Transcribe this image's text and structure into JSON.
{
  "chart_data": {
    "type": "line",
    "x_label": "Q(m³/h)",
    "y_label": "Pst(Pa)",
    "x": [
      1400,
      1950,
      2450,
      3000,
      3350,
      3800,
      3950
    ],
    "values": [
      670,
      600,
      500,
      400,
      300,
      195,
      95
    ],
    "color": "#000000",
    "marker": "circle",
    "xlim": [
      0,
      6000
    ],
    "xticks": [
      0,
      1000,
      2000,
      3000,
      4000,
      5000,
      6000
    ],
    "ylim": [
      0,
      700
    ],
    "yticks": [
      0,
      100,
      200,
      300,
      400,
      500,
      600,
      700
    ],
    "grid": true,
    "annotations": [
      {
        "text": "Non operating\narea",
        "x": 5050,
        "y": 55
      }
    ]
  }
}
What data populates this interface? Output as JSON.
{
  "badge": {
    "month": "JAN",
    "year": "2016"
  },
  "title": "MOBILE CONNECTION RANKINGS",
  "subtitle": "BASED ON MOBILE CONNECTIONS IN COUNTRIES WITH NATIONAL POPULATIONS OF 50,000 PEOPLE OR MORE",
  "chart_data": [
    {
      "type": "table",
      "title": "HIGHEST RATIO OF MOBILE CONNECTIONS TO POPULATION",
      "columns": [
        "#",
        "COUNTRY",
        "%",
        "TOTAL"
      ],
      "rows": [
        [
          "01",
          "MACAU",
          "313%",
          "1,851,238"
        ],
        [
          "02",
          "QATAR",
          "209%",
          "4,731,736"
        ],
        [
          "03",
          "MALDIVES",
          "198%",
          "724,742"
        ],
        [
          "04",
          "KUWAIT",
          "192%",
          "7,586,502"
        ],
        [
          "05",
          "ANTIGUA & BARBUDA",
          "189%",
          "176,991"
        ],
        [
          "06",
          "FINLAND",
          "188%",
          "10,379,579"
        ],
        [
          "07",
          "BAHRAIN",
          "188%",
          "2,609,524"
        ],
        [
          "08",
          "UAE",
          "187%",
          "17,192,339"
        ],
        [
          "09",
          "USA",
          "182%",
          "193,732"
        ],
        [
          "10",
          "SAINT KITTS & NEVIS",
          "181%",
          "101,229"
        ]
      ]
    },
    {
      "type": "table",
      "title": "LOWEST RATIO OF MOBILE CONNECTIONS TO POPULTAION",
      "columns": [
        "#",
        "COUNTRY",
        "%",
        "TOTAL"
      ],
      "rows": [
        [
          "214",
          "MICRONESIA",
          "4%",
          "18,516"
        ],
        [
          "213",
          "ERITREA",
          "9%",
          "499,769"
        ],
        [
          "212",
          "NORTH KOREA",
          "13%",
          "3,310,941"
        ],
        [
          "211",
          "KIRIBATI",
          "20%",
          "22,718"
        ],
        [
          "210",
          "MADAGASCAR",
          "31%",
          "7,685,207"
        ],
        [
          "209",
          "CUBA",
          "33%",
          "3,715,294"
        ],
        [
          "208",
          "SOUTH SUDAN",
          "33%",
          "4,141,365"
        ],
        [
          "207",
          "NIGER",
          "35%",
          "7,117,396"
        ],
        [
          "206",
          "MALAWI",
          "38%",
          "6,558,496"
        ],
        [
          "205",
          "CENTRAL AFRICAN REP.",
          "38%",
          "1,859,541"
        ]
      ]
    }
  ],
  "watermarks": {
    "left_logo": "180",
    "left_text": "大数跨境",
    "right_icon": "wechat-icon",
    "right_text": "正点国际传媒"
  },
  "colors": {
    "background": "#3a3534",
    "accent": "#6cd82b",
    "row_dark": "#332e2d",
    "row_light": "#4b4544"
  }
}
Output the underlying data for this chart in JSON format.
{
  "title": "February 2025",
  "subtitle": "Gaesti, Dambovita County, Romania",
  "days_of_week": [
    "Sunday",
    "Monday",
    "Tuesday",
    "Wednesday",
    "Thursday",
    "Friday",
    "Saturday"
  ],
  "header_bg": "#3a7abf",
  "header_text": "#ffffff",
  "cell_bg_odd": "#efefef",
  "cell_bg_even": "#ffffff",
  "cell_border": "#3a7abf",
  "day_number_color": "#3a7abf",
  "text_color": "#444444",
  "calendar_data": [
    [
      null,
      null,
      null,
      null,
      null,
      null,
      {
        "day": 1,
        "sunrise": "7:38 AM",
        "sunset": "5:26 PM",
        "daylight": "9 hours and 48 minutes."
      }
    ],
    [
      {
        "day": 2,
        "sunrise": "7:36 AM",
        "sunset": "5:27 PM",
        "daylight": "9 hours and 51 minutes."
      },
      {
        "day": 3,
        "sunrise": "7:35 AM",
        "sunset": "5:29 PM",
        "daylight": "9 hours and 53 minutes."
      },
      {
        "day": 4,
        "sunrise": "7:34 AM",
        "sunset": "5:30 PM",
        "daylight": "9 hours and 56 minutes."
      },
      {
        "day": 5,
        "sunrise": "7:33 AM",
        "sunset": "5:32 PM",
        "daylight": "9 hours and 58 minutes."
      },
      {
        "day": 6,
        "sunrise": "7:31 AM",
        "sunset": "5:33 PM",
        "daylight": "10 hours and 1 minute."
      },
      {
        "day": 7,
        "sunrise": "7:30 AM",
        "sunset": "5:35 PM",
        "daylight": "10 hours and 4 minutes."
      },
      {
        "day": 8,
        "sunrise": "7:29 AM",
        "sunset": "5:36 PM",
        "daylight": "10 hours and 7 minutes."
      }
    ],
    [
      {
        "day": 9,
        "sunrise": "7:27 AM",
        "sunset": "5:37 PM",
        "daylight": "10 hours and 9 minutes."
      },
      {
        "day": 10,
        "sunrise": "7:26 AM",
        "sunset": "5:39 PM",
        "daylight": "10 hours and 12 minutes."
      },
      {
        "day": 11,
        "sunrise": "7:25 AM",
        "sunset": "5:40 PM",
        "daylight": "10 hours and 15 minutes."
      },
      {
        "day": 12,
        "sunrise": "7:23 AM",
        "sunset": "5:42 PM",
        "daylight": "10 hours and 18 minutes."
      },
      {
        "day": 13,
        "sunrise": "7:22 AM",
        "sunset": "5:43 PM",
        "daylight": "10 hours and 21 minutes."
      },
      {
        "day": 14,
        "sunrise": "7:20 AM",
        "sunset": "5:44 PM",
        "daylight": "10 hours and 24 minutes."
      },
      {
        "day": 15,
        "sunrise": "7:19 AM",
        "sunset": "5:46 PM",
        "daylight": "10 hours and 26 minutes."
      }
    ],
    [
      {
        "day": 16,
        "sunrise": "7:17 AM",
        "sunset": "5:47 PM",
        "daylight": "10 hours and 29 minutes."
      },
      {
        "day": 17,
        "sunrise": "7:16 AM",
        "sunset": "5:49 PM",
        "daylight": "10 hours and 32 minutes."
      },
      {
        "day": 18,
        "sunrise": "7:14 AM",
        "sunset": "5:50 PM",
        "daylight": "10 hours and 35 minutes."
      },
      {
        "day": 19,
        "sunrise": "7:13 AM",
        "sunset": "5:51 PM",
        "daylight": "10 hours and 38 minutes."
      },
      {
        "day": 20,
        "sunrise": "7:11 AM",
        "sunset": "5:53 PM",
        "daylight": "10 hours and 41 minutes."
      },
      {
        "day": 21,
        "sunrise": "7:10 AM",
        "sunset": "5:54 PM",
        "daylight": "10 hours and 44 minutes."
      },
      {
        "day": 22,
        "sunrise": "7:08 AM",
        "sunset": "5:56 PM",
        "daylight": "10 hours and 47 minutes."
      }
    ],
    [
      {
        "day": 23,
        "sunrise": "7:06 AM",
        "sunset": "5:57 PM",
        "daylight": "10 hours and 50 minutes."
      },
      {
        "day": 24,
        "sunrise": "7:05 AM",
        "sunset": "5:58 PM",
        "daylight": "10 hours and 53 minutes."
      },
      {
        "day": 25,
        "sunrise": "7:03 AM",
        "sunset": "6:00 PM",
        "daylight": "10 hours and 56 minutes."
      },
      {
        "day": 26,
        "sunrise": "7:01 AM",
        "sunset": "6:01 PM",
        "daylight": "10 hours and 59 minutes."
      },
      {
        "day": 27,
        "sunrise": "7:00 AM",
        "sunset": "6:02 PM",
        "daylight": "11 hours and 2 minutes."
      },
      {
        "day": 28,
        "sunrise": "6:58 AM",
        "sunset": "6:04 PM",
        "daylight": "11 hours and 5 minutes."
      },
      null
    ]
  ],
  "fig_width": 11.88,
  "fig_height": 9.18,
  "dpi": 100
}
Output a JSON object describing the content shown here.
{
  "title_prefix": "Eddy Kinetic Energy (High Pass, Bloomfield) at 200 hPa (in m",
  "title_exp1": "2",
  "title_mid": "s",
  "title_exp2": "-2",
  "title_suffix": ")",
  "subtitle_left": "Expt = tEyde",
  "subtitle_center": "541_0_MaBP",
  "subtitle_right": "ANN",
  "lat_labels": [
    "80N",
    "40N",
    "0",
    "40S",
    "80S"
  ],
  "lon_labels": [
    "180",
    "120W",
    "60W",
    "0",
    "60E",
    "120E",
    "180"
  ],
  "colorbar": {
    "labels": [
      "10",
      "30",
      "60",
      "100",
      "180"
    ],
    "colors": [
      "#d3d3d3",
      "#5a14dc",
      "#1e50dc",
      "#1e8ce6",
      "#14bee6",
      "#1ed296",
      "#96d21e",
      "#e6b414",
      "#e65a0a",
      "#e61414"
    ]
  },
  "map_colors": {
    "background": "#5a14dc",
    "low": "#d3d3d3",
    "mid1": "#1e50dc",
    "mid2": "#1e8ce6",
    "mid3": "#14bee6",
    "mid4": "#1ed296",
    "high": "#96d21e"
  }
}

____________________

### WRITTEN TASK
In the listing above, find the line containing "Output a JSON", then reproduce it and each line after it through the end, exactly and with nothing added.

### EXERCISE RESULT
Output a JSON object describing the content shown here.
{
  "title_prefix": "Eddy Kinetic Energy (High Pass, Bloomfield) at 200 hPa (in m",
  "title_exp1": "2",
  "title_mid": "s",
  "title_exp2": "-2",
  "title_suffix": ")",
  "subtitle_left": "Expt = tEyde",
  "subtitle_center": "541_0_MaBP",
  "subtitle_right": "ANN",
  "lat_labels": [
    "80N",
    "40N",
    "0",
    "40S",
    "80S"
  ],
  "lon_labels": [
    "180",
    "120W",
    "60W",
    "0",
    "60E",
    "120E",
    "180"
  ],
  "colorbar": {
    "labels": [
      "10",
      "30",
      "60",
      "100",
      "180"
    ],
    "colors": [
      "#d3d3d3",
      "#5a14dc",
      "#1e50dc",
      "#1e8ce6",
      "#14bee6",
      "#1ed296",
      "#96d21e",
      "#e6b414",
      "#e65a0a",
      "#e61414"
    ]
  },
  "map_colors": {
    "background": "#5a14dc",
    "low": "#d3d3d3",
    "mid1": "#1e50dc",
    "mid2": "#1e8ce6",
    "mid3": "#14bee6",
    "mid4": "#1ed296",
    "high": "#96d21e"
  }
}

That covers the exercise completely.